Short problem ▸ The records that follow are to be transcribed in full, without their images.
========================================
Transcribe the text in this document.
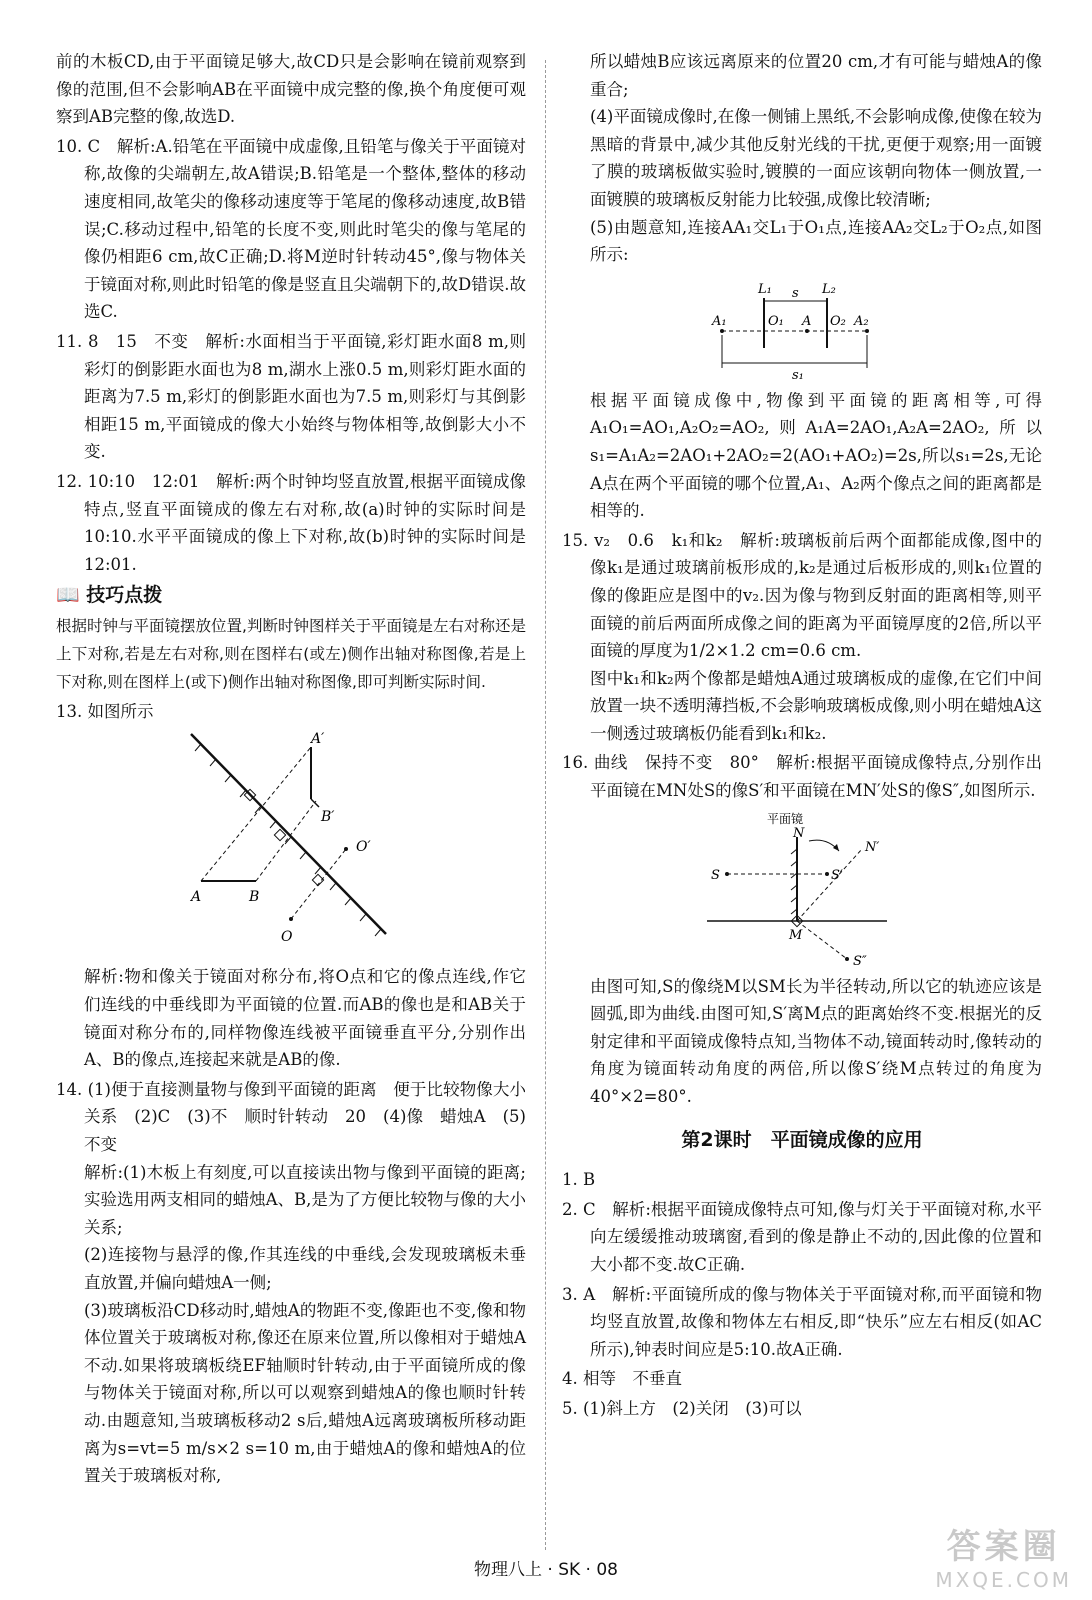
前的木板CD,由于平面镜足够大,故CD只是会影响在镜前观察到像的范围,但不会影响AB在平面镜中成完整的像,换个角度便可观察到AB完整的像,故选D.

10. C　解析:A.铅笔在平面镜中成虚像,且铅笔与像关于平面镜对称,故像的尖端朝左,故A错误;B.铅笔是一个整体,整体的移动速度相同,故笔尖的像移动速度等于笔尾的像移动速度,故B错误;C.移动过程中,铅笔的长度不变,则此时笔尖的像与笔尾的像仍相距6 cm,故C正确;D.将M逆时针转动45°,像与物体关于镜面对称,则此时铅笔的像是竖直且尖端朝下的,故D错误.故选C.

11. 8　15　不变　解析:水面相当于平面镜,彩灯距水面8 m,则彩灯的倒影距水面也为8 m,湖水上涨0.5 m,则彩灯距水面的距离为7.5 m,彩灯的倒影距水面也为7.5 m,则彩灯与其倒影相距15 m,平面镜成的像大小始终与物体相等,故倒影大小不变.

12. 10:10　12:01　解析:两个时钟均竖直放置,根据平面镜成像特点,竖直平面镜成的像左右对称,故(a)时钟的实际时间是10:10.水平平面镜成的像上下对称,故(b)时钟的实际时间是12:01.

📖 技巧点拨

根据时钟与平面镜摆放位置,判断时钟图样关于平面镜是左右对称还是上下对称,若是左右对称,则在图样右(或左)侧作出轴对称图像,若是上下对称,则在图样上(或下)侧作出轴对称图像,即可判断实际时间.

13. 如图所示

A	B
A′
B′
O
O′

解析:物和像关于镜面对称分布,将O点和它的像点连线,作它们连线的中垂线即为平面镜的位置.而AB的像也是和AB关于镜面对称分布的,同样物像连线被平面镜垂直平分,分别作出A、B的像点,连接起来就是AB的像.

14. (1)便于直接测量物与像到平面镜的距离　便于比较物像大小关系　(2)C　(3)不　顺时针转动　20　(4)像　蜡烛A　(5)不变

解析:(1)木板上有刻度,可以直接读出物与像到平面镜的距离;实验选用两支相同的蜡烛A、B,是为了方便比较物与像的大小关系;

(2)连接物与悬浮的像,作其连线的中垂线,会发现玻璃板未垂直放置,并偏向蜡烛A一侧;

(3)玻璃板沿CD移动时,蜡烛A的物距不变,像距也不变,像和物体位置关于玻璃板对称,像还在原来位置,所以像相对于蜡烛A不动.如果将玻璃板绕EF轴顺时针转动,由于平面镜所成的像与物体关于镜面对称,所以可以观察到蜡烛A的像也顺时针转动.由题意知,当玻璃板移动2 s后,蜡烛A远离玻璃板所移动距离为s=vt=5 m/s×2 s=10 m,由于蜡烛A的像和蜡烛A的位置关于玻璃板对称,

所以蜡烛B应该远离原来的位置20 cm,才有可能与蜡烛A的像重合;

(4)平面镜成像时,在像一侧铺上黑纸,不会影响成像,使像在较为黑暗的背景中,减少其他反射光线的干扰,更便于观察;用一面镀了膜的玻璃板做实验时,镀膜的一面应该朝向物体一侧放置,一面镀膜的玻璃板反射能力比较强,成像比较清晰;

(5)由题意知,连接AA₁交L₁于O₁点,连接AA₂交L₂于O₂点,如图所示:

L₁	L₂
s
A₁	O₁ A O₂ A₂
s₁

根据平面镜成像中,物像到平面镜的距离相等,可得A₁O₁=AO₁,A₂O₂=AO₂,则A₁A=2AO₁,A₂A=2AO₂,所以s₁=A₁A₂=2AO₁+2AO₂=2(AO₁+AO₂)=2s,所以s₁=2s,无论A点在两个平面镜的哪个位置,A₁、A₂两个像点之间的距离都是相等的.

15. v₂　0.6　k₁和k₂　解析:玻璃板前后两个面都能成像,图中的像k₁是通过玻璃前板形成的,k₂是通过后板形成的,则k₁位置的像的像距应是图中的v₂.因为像与物到反射面的距离相等,则平面镜的前后两面所成像之间的距离为平面镜厚度的2倍,所以平面镜的厚度为1/2×1.2 cm=0.6 cm.

图中k₁和k₂两个像都是蜡烛A通过玻璃板成的虚像,在它们中间放置一块不透明薄挡板,不会影响玻璃板成像,则小明在蜡烛A这一侧透过玻璃板仍能看到k₁和k₂.

16. 曲线　保持不变　80°　解析:根据平面镜成像特点,分别作出平面镜在MN处S的像S′和平面镜在MN′处S的像S″,如图所示.

平面镜
N
N′
S	S′
M
S″

由图可知,S的像绕M以SM长为半径转动,所以它的轨迹应该是圆弧,即为曲线.由图可知,S′离M点的距离始终不变.根据光的反射定律和平面镜成像特点知,当物体不动,镜面转动时,像转动的角度为镜面转动角度的两倍,所以像S′绕M点转过的角度为40°×2=80°.

第2课时　平面镜成像的应用

1. B

2. C　解析:根据平面镜成像特点可知,像与灯关于平面镜对称,水平向左缓缓推动玻璃窗,看到的像是静止不动的,因此像的位置和大小都不变.故C正确.

3. A　解析:平面镜所成的像与物体关于平面镜对称,而平面镜和物均竖直放置,故像和物体左右相反,即“快乐”应左右相反(如AC所示),钟表时间应是5:10.故A正确.

4. 相等　不垂直

5. (1)斜上方　(2)关闭　(3)可以

物理八上 · SK · 08
答案圈
MXQE.COM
========================================
Correct output ▸
Transcribe the text in this document.
前的木板CD,由于平面镜足够大,故CD只是会影响在镜前观察到像的范围,但不会影响AB在平面镜中成完整的像,换个角度便可观察到AB完整的像,故选D.

10. C　解析:A.铅笔在平面镜中成虚像,且铅笔与像关于平面镜对称,故像的尖端朝左,故A错误;B.铅笔是一个整体,整体的移动速度相同,故笔尖的像移动速度等于笔尾的像移动速度,故B错误;C.移动过程中,铅笔的长度不变,则此时笔尖的像与笔尾的像仍相距6 cm,故C正确;D.将M逆时针转动45°,像与物体关于镜面对称,则此时铅笔的像是竖直且尖端朝下的,故D错误.故选C.

11. 8　15　不变　解析:水面相当于平面镜,彩灯距水面8 m,则彩灯的倒影距水面也为8 m,湖水上涨0.5 m,则彩灯距水面的距离为7.5 m,彩灯的倒影距水面也为7.5 m,则彩灯与其倒影相距15 m,平面镜成的像大小始终与物体相等,故倒影大小不变.

12. 10:10　12:01　解析:两个时钟均竖直放置,根据平面镜成像特点,竖直平面镜成的像左右对称,故(a)时钟的实际时间是10:10.水平平面镜成的像上下对称,故(b)时钟的实际时间是12:01.

📖 技巧点拨

根据时钟与平面镜摆放位置,判断时钟图样关于平面镜是左右对称还是上下对称,若是左右对称,则在图样右(或左)侧作出轴对称图像,若是上下对称,则在图样上(或下)侧作出轴对称图像,即可判断实际时间.

13. 如图所示

A	B
A′
B′
O
O′

解析:物和像关于镜面对称分布,将O点和它的像点连线,作它们连线的中垂线即为平面镜的位置.而AB的像也是和AB关于镜面对称分布的,同样物像连线被平面镜垂直平分,分别作出A、B的像点,连接起来就是AB的像.

14. (1)便于直接测量物与像到平面镜的距离　便于比较物像大小关系　(2)C　(3)不　顺时针转动　20　(4)像　蜡烛A　(5)不变

解析:(1)木板上有刻度,可以直接读出物与像到平面镜的距离;实验选用两支相同的蜡烛A、B,是为了方便比较物与像的大小关系;

(2)连接物与悬浮的像,作其连线的中垂线,会发现玻璃板未垂直放置,并偏向蜡烛A一侧;

(3)玻璃板沿CD移动时,蜡烛A的物距不变,像距也不变,像和物体位置关于玻璃板对称,像还在原来位置,所以像相对于蜡烛A不动.如果将玻璃板绕EF轴顺时针转动,由于平面镜所成的像与物体关于镜面对称,所以可以观察到蜡烛A的像也顺时针转动.由题意知,当玻璃板移动2 s后,蜡烛A远离玻璃板所移动距离为s=vt=5 m/s×2 s=10 m,由于蜡烛A的像和蜡烛A的位置关于玻璃板对称,

所以蜡烛B应该远离原来的位置20 cm,才有可能与蜡烛A的像重合;

(4)平面镜成像时,在像一侧铺上黑纸,不会影响成像,使像在较为黑暗的背景中,减少其他反射光线的干扰,更便于观察;用一面镀了膜的玻璃板做实验时,镀膜的一面应该朝向物体一侧放置,一面镀膜的玻璃板反射能力比较强,成像比较清晰;

(5)由题意知,连接AA₁交L₁于O₁点,连接AA₂交L₂于O₂点,如图所示:

L₁	L₂
s
A₁	O₁ A O₂ A₂
s₁

根据平面镜成像中,物像到平面镜的距离相等,可得A₁O₁=AO₁,A₂O₂=AO₂,则A₁A=2AO₁,A₂A=2AO₂,所以s₁=A₁A₂=2AO₁+2AO₂=2(AO₁+AO₂)=2s,所以s₁=2s,无论A点在两个平面镜的哪个位置,A₁、A₂两个像点之间的距离都是相等的.

15. v₂　0.6　k₁和k₂　解析:玻璃板前后两个面都能成像,图中的像k₁是通过玻璃前板形成的,k₂是通过后板形成的,则k₁位置的像的像距应是图中的v₂.因为像与物到反射面的距离相等,则平面镜的前后两面所成像之间的距离为平面镜厚度的2倍,所以平面镜的厚度为1/2×1.2 cm=0.6 cm.

图中k₁和k₂两个像都是蜡烛A通过玻璃板成的虚像,在它们中间放置一块不透明薄挡板,不会影响玻璃板成像,则小明在蜡烛A这一侧透过玻璃板仍能看到k₁和k₂.

16. 曲线　保持不变　80°　解析:根据平面镜成像特点,分别作出平面镜在MN处S的像S′和平面镜在MN′处S的像S″,如图所示.

平面镜
N
N′
S	S′
M
S″

由图可知,S的像绕M以SM长为半径转动,所以它的轨迹应该是圆弧,即为曲线.由图可知,S′离M点的距离始终不变.根据光的反射定律和平面镜成像特点知,当物体不动,镜面转动时,像转动的角度为镜面转动角度的两倍,所以像S′绕M点转过的角度为40°×2=80°.

第2课时　平面镜成像的应用

1. B

2. C　解析:根据平面镜成像特点可知,像与灯关于平面镜对称,水平向左缓缓推动玻璃窗,看到的像是静止不动的,因此像的位置和大小都不变.故C正确.

3. A　解析:平面镜所成的像与物体关于平面镜对称,而平面镜和物均竖直放置,故像和物体左右相反,即“快乐”应左右相反(如AC所示),钟表时间应是5:10.故A正确.

4. 相等　不垂直

5. (1)斜上方　(2)关闭　(3)可以

物理八上 · SK · 08
答案圈
MXQE.COM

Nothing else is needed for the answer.